The problem:
Leave out the pictures and copy the remaining records exactly.

☆ ☆ ☆ ☆ ☆ ☆ ☆

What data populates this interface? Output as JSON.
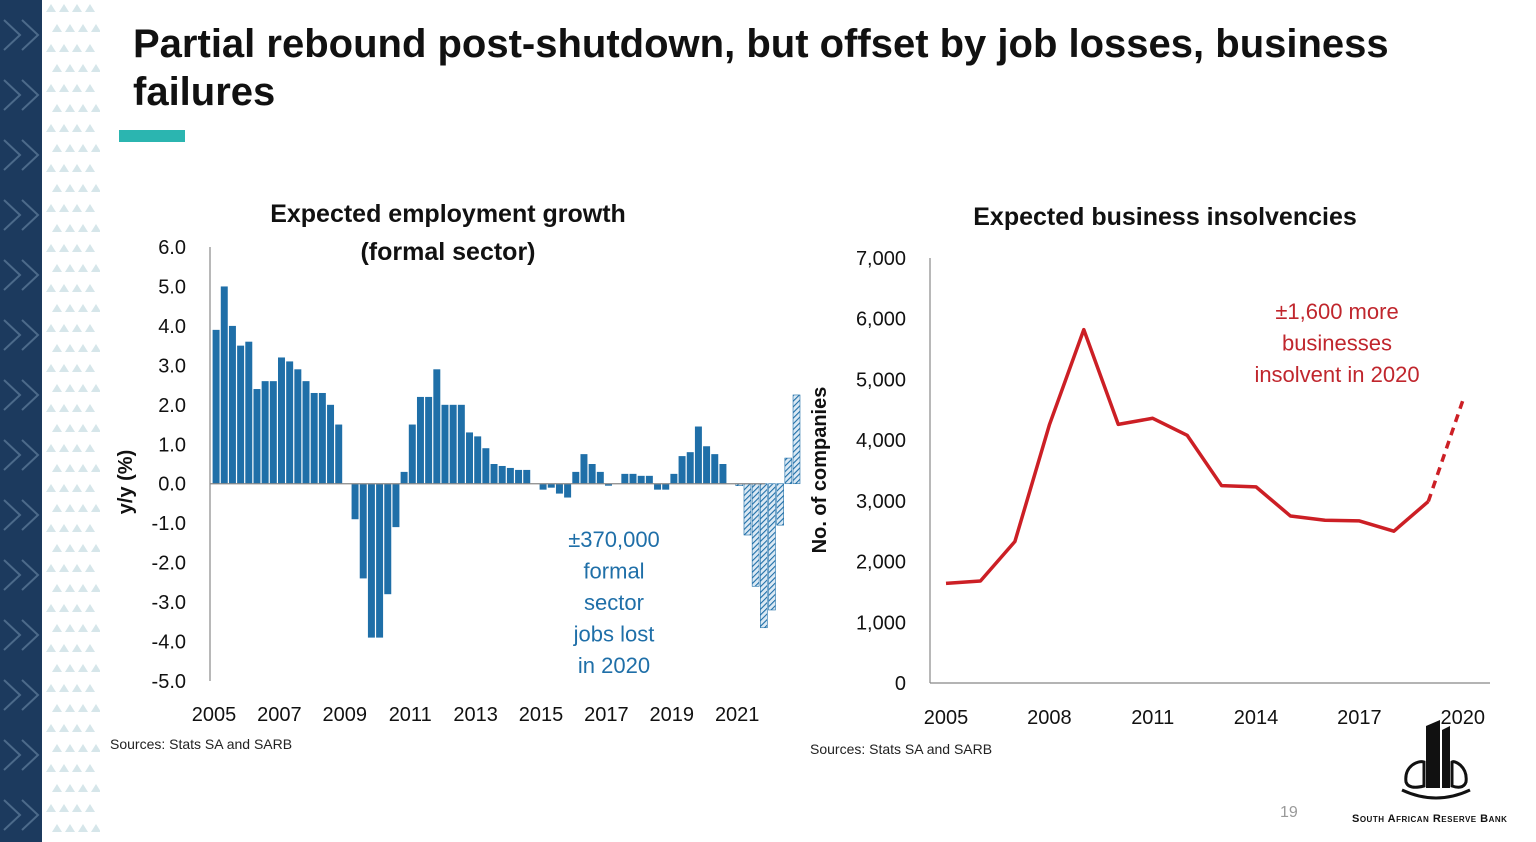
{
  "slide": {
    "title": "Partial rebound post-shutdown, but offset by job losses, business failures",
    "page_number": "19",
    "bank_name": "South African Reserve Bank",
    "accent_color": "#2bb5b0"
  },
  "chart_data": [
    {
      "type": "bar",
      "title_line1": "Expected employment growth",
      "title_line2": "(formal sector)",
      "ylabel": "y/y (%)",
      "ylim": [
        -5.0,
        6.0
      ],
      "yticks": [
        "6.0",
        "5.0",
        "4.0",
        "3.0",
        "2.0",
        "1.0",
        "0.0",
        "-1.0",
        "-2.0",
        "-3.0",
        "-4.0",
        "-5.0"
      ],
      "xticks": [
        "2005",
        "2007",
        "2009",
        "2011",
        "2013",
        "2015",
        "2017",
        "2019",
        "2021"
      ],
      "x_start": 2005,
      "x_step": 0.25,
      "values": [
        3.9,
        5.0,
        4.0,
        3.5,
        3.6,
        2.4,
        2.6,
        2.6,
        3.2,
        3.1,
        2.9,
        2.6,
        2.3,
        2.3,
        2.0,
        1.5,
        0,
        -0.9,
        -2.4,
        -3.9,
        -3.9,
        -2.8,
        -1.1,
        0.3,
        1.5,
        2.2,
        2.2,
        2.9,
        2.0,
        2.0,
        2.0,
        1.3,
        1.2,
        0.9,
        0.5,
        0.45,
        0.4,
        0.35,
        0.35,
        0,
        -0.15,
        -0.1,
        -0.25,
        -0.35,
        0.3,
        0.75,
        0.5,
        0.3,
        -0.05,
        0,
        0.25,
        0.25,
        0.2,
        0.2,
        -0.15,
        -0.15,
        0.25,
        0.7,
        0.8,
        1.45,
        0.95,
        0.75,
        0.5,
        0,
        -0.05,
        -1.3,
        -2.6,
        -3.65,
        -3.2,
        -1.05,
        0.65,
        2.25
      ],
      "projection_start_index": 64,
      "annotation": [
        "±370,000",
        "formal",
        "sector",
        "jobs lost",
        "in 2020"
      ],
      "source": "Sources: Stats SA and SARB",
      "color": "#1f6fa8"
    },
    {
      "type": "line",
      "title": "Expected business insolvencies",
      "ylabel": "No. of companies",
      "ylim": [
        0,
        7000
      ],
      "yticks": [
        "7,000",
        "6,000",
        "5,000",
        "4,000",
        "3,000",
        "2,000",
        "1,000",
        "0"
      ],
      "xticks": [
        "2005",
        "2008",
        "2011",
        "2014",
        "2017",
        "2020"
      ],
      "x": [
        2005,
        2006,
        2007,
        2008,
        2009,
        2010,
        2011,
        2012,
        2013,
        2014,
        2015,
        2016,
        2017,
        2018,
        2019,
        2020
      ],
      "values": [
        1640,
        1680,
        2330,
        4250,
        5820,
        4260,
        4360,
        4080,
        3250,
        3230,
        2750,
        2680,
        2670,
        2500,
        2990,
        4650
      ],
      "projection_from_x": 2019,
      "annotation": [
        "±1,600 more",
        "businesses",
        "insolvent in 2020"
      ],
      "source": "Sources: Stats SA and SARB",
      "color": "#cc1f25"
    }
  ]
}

☆ ☆ ☆ ☆ ☆ ☆ ☆

Reply to the task:
What data populates this interface? Output as JSON.
{
  "slide": {
    "title": "Partial rebound post-shutdown, but offset by job losses, business failures",
    "page_number": "19",
    "bank_name": "South African Reserve Bank",
    "accent_color": "#2bb5b0"
  },
  "chart_data": [
    {
      "type": "bar",
      "title_line1": "Expected employment growth",
      "title_line2": "(formal sector)",
      "ylabel": "y/y (%)",
      "ylim": [
        -5.0,
        6.0
      ],
      "yticks": [
        "6.0",
        "5.0",
        "4.0",
        "3.0",
        "2.0",
        "1.0",
        "0.0",
        "-1.0",
        "-2.0",
        "-3.0",
        "-4.0",
        "-5.0"
      ],
      "xticks": [
        "2005",
        "2007",
        "2009",
        "2011",
        "2013",
        "2015",
        "2017",
        "2019",
        "2021"
      ],
      "x_start": 2005,
      "x_step": 0.25,
      "values": [
        3.9,
        5.0,
        4.0,
        3.5,
        3.6,
        2.4,
        2.6,
        2.6,
        3.2,
        3.1,
        2.9,
        2.6,
        2.3,
        2.3,
        2.0,
        1.5,
        0,
        -0.9,
        -2.4,
        -3.9,
        -3.9,
        -2.8,
        -1.1,
        0.3,
        1.5,
        2.2,
        2.2,
        2.9,
        2.0,
        2.0,
        2.0,
        1.3,
        1.2,
        0.9,
        0.5,
        0.45,
        0.4,
        0.35,
        0.35,
        0,
        -0.15,
        -0.1,
        -0.25,
        -0.35,
        0.3,
        0.75,
        0.5,
        0.3,
        -0.05,
        0,
        0.25,
        0.25,
        0.2,
        0.2,
        -0.15,
        -0.15,
        0.25,
        0.7,
        0.8,
        1.45,
        0.95,
        0.75,
        0.5,
        0,
        -0.05,
        -1.3,
        -2.6,
        -3.65,
        -3.2,
        -1.05,
        0.65,
        2.25
      ],
      "projection_start_index": 64,
      "annotation": [
        "±370,000",
        "formal",
        "sector",
        "jobs lost",
        "in 2020"
      ],
      "source": "Sources: Stats SA and SARB",
      "color": "#1f6fa8"
    },
    {
      "type": "line",
      "title": "Expected business insolvencies",
      "ylabel": "No. of companies",
      "ylim": [
        0,
        7000
      ],
      "yticks": [
        "7,000",
        "6,000",
        "5,000",
        "4,000",
        "3,000",
        "2,000",
        "1,000",
        "0"
      ],
      "xticks": [
        "2005",
        "2008",
        "2011",
        "2014",
        "2017",
        "2020"
      ],
      "x": [
        2005,
        2006,
        2007,
        2008,
        2009,
        2010,
        2011,
        2012,
        2013,
        2014,
        2015,
        2016,
        2017,
        2018,
        2019,
        2020
      ],
      "values": [
        1640,
        1680,
        2330,
        4250,
        5820,
        4260,
        4360,
        4080,
        3250,
        3230,
        2750,
        2680,
        2670,
        2500,
        2990,
        4650
      ],
      "projection_from_x": 2019,
      "annotation": [
        "±1,600 more",
        "businesses",
        "insolvent in 2020"
      ],
      "source": "Sources: Stats SA and SARB",
      "color": "#cc1f25"
    }
  ]
}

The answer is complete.